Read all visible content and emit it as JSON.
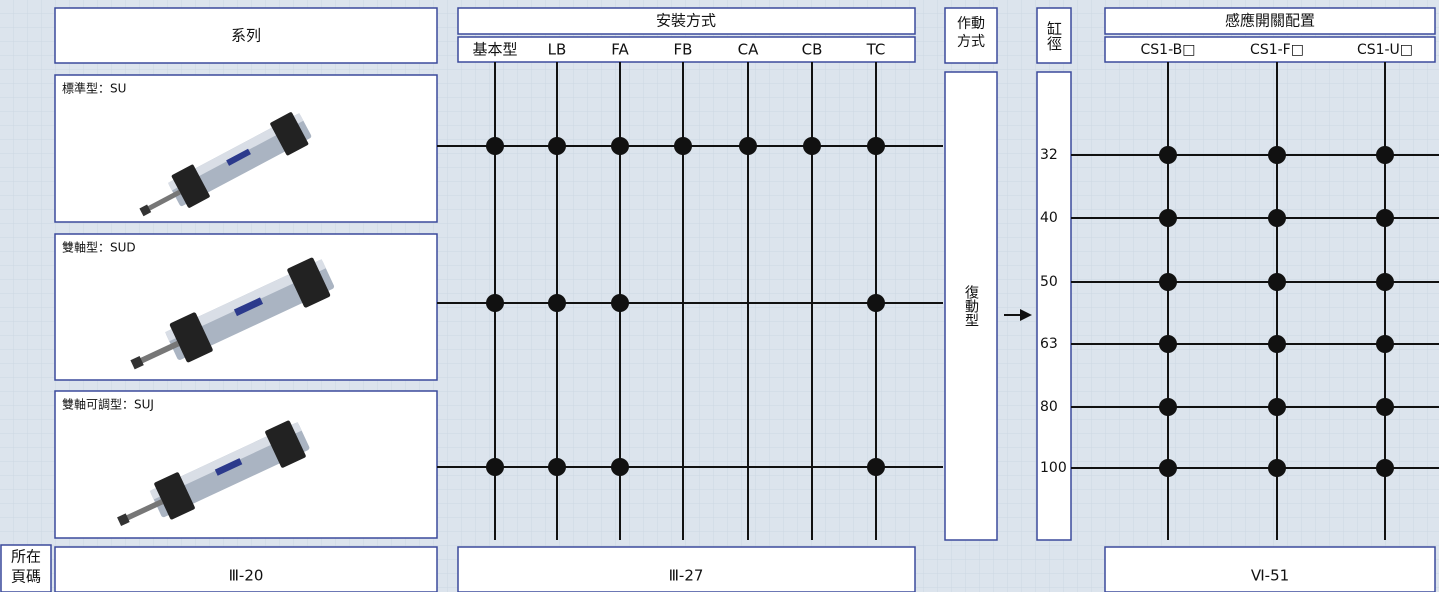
{
  "series_header": "系列",
  "series": [
    {
      "label": "標準型：SU",
      "mounts": [
        true,
        true,
        true,
        true,
        true,
        true,
        true
      ]
    },
    {
      "label": "雙軸型：SUD",
      "mounts": [
        true,
        true,
        true,
        false,
        false,
        false,
        true
      ]
    },
    {
      "label": "雙軸可調型：SUJ",
      "mounts": [
        true,
        true,
        true,
        false,
        false,
        false,
        true
      ]
    }
  ],
  "mount_header": "安裝方式",
  "mount_types": [
    "基本型",
    "LB",
    "FA",
    "FB",
    "CA",
    "CB",
    "TC"
  ],
  "action_header": {
    "lines": [
      "作動",
      "方式"
    ]
  },
  "action_type": "復動型",
  "bore_header": "缸徑",
  "bores": [
    "32",
    "40",
    "50",
    "63",
    "80",
    "100"
  ],
  "switch_header": "感應開關配置",
  "switches": [
    "CS1-B□",
    "CS1-F□",
    "CS1-U□"
  ],
  "switch_fit": [
    [
      true,
      true,
      true
    ],
    [
      true,
      true,
      true
    ],
    [
      true,
      true,
      true
    ],
    [
      true,
      true,
      true
    ],
    [
      true,
      true,
      true
    ],
    [
      true,
      true,
      true
    ]
  ],
  "page_header": {
    "lines": [
      "所在",
      "頁碼"
    ]
  },
  "pages": [
    "Ⅲ-20",
    "Ⅲ-27",
    "Ⅵ-51"
  ]
}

• • • • •

• _GIVEN EXERCISE_
Copy the records exactly as they appear, excluding images.

• _RESPONSE TO THIS TASK_
Read all visible content and emit it as JSON.
{
  "series_header": "系列",
  "series": [
    {
      "label": "標準型：SU",
      "mounts": [
        true,
        true,
        true,
        true,
        true,
        true,
        true
      ]
    },
    {
      "label": "雙軸型：SUD",
      "mounts": [
        true,
        true,
        true,
        false,
        false,
        false,
        true
      ]
    },
    {
      "label": "雙軸可調型：SUJ",
      "mounts": [
        true,
        true,
        true,
        false,
        false,
        false,
        true
      ]
    }
  ],
  "mount_header": "安裝方式",
  "mount_types": [
    "基本型",
    "LB",
    "FA",
    "FB",
    "CA",
    "CB",
    "TC"
  ],
  "action_header": {
    "lines": [
      "作動",
      "方式"
    ]
  },
  "action_type": "復動型",
  "bore_header": "缸徑",
  "bores": [
    "32",
    "40",
    "50",
    "63",
    "80",
    "100"
  ],
  "switch_header": "感應開關配置",
  "switches": [
    "CS1-B□",
    "CS1-F□",
    "CS1-U□"
  ],
  "switch_fit": [
    [
      true,
      true,
      true
    ],
    [
      true,
      true,
      true
    ],
    [
      true,
      true,
      true
    ],
    [
      true,
      true,
      true
    ],
    [
      true,
      true,
      true
    ],
    [
      true,
      true,
      true
    ]
  ],
  "page_header": {
    "lines": [
      "所在",
      "頁碼"
    ]
  },
  "pages": [
    "Ⅲ-20",
    "Ⅲ-27",
    "Ⅵ-51"
  ]
}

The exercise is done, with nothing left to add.